┌─ EXERCISE INPUTS

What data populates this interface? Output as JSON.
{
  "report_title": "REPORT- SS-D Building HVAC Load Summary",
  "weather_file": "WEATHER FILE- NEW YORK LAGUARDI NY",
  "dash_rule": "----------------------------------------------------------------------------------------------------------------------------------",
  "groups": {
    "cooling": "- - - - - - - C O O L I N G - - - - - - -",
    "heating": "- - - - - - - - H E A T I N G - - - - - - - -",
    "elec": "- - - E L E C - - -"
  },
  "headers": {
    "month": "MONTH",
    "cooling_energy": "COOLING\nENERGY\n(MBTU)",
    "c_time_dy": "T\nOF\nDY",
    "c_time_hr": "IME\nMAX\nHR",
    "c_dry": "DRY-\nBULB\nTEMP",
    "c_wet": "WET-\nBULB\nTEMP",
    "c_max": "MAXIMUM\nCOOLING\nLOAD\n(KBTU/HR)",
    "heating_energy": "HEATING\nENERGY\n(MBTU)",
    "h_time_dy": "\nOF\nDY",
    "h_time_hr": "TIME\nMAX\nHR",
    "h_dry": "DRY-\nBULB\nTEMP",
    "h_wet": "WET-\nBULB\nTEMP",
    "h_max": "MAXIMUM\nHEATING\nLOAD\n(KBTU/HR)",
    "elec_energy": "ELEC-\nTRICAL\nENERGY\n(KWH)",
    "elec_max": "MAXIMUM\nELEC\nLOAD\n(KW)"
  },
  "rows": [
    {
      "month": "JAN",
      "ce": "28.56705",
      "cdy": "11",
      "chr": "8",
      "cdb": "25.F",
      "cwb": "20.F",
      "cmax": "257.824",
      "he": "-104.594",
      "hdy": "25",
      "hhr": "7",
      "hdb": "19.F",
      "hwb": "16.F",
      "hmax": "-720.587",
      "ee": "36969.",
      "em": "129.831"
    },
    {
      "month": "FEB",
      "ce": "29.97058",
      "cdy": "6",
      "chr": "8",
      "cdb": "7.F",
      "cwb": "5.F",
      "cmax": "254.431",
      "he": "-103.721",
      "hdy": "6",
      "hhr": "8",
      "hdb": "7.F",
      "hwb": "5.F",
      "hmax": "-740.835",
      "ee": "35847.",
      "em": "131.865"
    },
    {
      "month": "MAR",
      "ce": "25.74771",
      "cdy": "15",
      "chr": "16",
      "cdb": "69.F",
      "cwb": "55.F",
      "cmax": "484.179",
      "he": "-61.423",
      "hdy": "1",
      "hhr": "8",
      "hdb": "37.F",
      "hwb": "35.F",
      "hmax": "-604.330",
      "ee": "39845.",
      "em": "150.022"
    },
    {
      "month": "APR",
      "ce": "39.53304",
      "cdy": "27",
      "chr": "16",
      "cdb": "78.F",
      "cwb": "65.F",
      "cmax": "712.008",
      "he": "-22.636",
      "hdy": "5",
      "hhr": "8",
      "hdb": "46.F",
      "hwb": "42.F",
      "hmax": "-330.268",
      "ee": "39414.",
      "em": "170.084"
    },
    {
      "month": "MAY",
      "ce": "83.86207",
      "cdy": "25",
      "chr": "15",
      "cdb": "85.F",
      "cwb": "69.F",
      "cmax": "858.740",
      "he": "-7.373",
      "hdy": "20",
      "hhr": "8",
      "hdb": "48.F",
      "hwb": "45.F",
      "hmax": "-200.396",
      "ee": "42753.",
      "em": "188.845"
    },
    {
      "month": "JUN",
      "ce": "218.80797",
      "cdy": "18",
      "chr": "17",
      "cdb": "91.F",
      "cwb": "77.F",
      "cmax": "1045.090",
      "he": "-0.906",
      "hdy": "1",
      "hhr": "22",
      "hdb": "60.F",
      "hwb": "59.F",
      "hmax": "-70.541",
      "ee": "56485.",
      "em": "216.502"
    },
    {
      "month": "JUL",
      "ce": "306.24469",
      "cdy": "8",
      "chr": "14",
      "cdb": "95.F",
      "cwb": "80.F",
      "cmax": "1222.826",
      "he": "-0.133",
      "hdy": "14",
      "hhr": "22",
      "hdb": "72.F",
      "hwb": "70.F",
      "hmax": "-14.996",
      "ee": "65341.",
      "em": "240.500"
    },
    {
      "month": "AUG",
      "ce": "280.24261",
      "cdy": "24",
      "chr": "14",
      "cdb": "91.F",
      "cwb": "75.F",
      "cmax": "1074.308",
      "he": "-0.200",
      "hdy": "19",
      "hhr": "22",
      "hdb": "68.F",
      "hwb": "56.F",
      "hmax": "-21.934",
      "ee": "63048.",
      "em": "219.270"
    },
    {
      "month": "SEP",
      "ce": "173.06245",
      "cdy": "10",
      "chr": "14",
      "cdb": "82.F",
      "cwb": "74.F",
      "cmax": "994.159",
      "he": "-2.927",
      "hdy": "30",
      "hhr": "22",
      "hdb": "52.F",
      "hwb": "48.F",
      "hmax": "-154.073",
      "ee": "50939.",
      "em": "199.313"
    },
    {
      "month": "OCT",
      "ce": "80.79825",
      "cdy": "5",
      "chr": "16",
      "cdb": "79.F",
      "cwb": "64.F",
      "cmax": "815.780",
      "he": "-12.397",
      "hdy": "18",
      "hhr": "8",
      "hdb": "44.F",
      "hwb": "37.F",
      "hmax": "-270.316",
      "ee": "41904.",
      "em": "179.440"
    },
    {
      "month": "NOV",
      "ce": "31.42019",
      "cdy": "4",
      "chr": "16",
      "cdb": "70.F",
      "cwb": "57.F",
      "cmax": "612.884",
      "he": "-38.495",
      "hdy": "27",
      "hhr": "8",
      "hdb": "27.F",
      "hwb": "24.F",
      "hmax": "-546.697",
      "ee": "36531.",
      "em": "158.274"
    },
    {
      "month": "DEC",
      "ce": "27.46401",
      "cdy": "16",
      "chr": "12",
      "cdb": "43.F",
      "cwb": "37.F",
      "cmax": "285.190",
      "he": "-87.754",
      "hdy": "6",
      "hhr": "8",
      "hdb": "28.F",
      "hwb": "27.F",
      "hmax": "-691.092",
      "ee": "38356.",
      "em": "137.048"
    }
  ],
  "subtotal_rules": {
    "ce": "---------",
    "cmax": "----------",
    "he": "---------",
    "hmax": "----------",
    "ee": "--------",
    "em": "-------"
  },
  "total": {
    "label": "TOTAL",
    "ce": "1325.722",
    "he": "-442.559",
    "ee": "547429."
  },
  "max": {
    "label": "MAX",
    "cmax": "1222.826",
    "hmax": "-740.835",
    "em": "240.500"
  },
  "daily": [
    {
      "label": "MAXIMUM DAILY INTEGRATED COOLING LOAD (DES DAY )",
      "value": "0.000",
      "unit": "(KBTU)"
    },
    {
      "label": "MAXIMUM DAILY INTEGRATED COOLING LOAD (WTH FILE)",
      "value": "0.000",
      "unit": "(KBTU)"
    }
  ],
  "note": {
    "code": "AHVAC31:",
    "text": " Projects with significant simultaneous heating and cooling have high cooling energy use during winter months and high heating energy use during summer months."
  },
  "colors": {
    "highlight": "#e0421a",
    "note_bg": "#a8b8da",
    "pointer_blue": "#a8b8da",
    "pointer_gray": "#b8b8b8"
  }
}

└─

YOUR INSTRUCTIONS: Set down every line of the listing above again, exactly as given.

FINAL ANSWER:
What data populates this interface? Output as JSON.
{
  "report_title": "REPORT- SS-D Building HVAC Load Summary",
  "weather_file": "WEATHER FILE- NEW YORK LAGUARDI NY",
  "dash_rule": "----------------------------------------------------------------------------------------------------------------------------------",
  "groups": {
    "cooling": "- - - - - - - C O O L I N G - - - - - - -",
    "heating": "- - - - - - - - H E A T I N G - - - - - - - -",
    "elec": "- - - E L E C - - -"
  },
  "headers": {
    "month": "MONTH",
    "cooling_energy": "COOLING\nENERGY\n(MBTU)",
    "c_time_dy": "T\nOF\nDY",
    "c_time_hr": "IME\nMAX\nHR",
    "c_dry": "DRY-\nBULB\nTEMP",
    "c_wet": "WET-\nBULB\nTEMP",
    "c_max": "MAXIMUM\nCOOLING\nLOAD\n(KBTU/HR)",
    "heating_energy": "HEATING\nENERGY\n(MBTU)",
    "h_time_dy": "\nOF\nDY",
    "h_time_hr": "TIME\nMAX\nHR",
    "h_dry": "DRY-\nBULB\nTEMP",
    "h_wet": "WET-\nBULB\nTEMP",
    "h_max": "MAXIMUM\nHEATING\nLOAD\n(KBTU/HR)",
    "elec_energy": "ELEC-\nTRICAL\nENERGY\n(KWH)",
    "elec_max": "MAXIMUM\nELEC\nLOAD\n(KW)"
  },
  "rows": [
    {
      "month": "JAN",
      "ce": "28.56705",
      "cdy": "11",
      "chr": "8",
      "cdb": "25.F",
      "cwb": "20.F",
      "cmax": "257.824",
      "he": "-104.594",
      "hdy": "25",
      "hhr": "7",
      "hdb": "19.F",
      "hwb": "16.F",
      "hmax": "-720.587",
      "ee": "36969.",
      "em": "129.831"
    },
    {
      "month": "FEB",
      "ce": "29.97058",
      "cdy": "6",
      "chr": "8",
      "cdb": "7.F",
      "cwb": "5.F",
      "cmax": "254.431",
      "he": "-103.721",
      "hdy": "6",
      "hhr": "8",
      "hdb": "7.F",
      "hwb": "5.F",
      "hmax": "-740.835",
      "ee": "35847.",
      "em": "131.865"
    },
    {
      "month": "MAR",
      "ce": "25.74771",
      "cdy": "15",
      "chr": "16",
      "cdb": "69.F",
      "cwb": "55.F",
      "cmax": "484.179",
      "he": "-61.423",
      "hdy": "1",
      "hhr": "8",
      "hdb": "37.F",
      "hwb": "35.F",
      "hmax": "-604.330",
      "ee": "39845.",
      "em": "150.022"
    },
    {
      "month": "APR",
      "ce": "39.53304",
      "cdy": "27",
      "chr": "16",
      "cdb": "78.F",
      "cwb": "65.F",
      "cmax": "712.008",
      "he": "-22.636",
      "hdy": "5",
      "hhr": "8",
      "hdb": "46.F",
      "hwb": "42.F",
      "hmax": "-330.268",
      "ee": "39414.",
      "em": "170.084"
    },
    {
      "month": "MAY",
      "ce": "83.86207",
      "cdy": "25",
      "chr": "15",
      "cdb": "85.F",
      "cwb": "69.F",
      "cmax": "858.740",
      "he": "-7.373",
      "hdy": "20",
      "hhr": "8",
      "hdb": "48.F",
      "hwb": "45.F",
      "hmax": "-200.396",
      "ee": "42753.",
      "em": "188.845"
    },
    {
      "month": "JUN",
      "ce": "218.80797",
      "cdy": "18",
      "chr": "17",
      "cdb": "91.F",
      "cwb": "77.F",
      "cmax": "1045.090",
      "he": "-0.906",
      "hdy": "1",
      "hhr": "22",
      "hdb": "60.F",
      "hwb": "59.F",
      "hmax": "-70.541",
      "ee": "56485.",
      "em": "216.502"
    },
    {
      "month": "JUL",
      "ce": "306.24469",
      "cdy": "8",
      "chr": "14",
      "cdb": "95.F",
      "cwb": "80.F",
      "cmax": "1222.826",
      "he": "-0.133",
      "hdy": "14",
      "hhr": "22",
      "hdb": "72.F",
      "hwb": "70.F",
      "hmax": "-14.996",
      "ee": "65341.",
      "em": "240.500"
    },
    {
      "month": "AUG",
      "ce": "280.24261",
      "cdy": "24",
      "chr": "14",
      "cdb": "91.F",
      "cwb": "75.F",
      "cmax": "1074.308",
      "he": "-0.200",
      "hdy": "19",
      "hhr": "22",
      "hdb": "68.F",
      "hwb": "56.F",
      "hmax": "-21.934",
      "ee": "63048.",
      "em": "219.270"
    },
    {
      "month": "SEP",
      "ce": "173.06245",
      "cdy": "10",
      "chr": "14",
      "cdb": "82.F",
      "cwb": "74.F",
      "cmax": "994.159",
      "he": "-2.927",
      "hdy": "30",
      "hhr": "22",
      "hdb": "52.F",
      "hwb": "48.F",
      "hmax": "-154.073",
      "ee": "50939.",
      "em": "199.313"
    },
    {
      "month": "OCT",
      "ce": "80.79825",
      "cdy": "5",
      "chr": "16",
      "cdb": "79.F",
      "cwb": "64.F",
      "cmax": "815.780",
      "he": "-12.397",
      "hdy": "18",
      "hhr": "8",
      "hdb": "44.F",
      "hwb": "37.F",
      "hmax": "-270.316",
      "ee": "41904.",
      "em": "179.440"
    },
    {
      "month": "NOV",
      "ce": "31.42019",
      "cdy": "4",
      "chr": "16",
      "cdb": "70.F",
      "cwb": "57.F",
      "cmax": "612.884",
      "he": "-38.495",
      "hdy": "27",
      "hhr": "8",
      "hdb": "27.F",
      "hwb": "24.F",
      "hmax": "-546.697",
      "ee": "36531.",
      "em": "158.274"
    },
    {
      "month": "DEC",
      "ce": "27.46401",
      "cdy": "16",
      "chr": "12",
      "cdb": "43.F",
      "cwb": "37.F",
      "cmax": "285.190",
      "he": "-87.754",
      "hdy": "6",
      "hhr": "8",
      "hdb": "28.F",
      "hwb": "27.F",
      "hmax": "-691.092",
      "ee": "38356.",
      "em": "137.048"
    }
  ],
  "subtotal_rules": {
    "ce": "---------",
    "cmax": "----------",
    "he": "---------",
    "hmax": "----------",
    "ee": "--------",
    "em": "-------"
  },
  "total": {
    "label": "TOTAL",
    "ce": "1325.722",
    "he": "-442.559",
    "ee": "547429."
  },
  "max": {
    "label": "MAX",
    "cmax": "1222.826",
    "hmax": "-740.835",
    "em": "240.500"
  },
  "daily": [
    {
      "label": "MAXIMUM DAILY INTEGRATED COOLING LOAD (DES DAY )",
      "value": "0.000",
      "unit": "(KBTU)"
    },
    {
      "label": "MAXIMUM DAILY INTEGRATED COOLING LOAD (WTH FILE)",
      "value": "0.000",
      "unit": "(KBTU)"
    }
  ],
  "note": {
    "code": "AHVAC31:",
    "text": " Projects with significant simultaneous heating and cooling have high cooling energy use during winter months and high heating energy use during summer months."
  },
  "colors": {
    "highlight": "#e0421a",
    "note_bg": "#a8b8da",
    "pointer_blue": "#a8b8da",
    "pointer_gray": "#b8b8b8"
  }
}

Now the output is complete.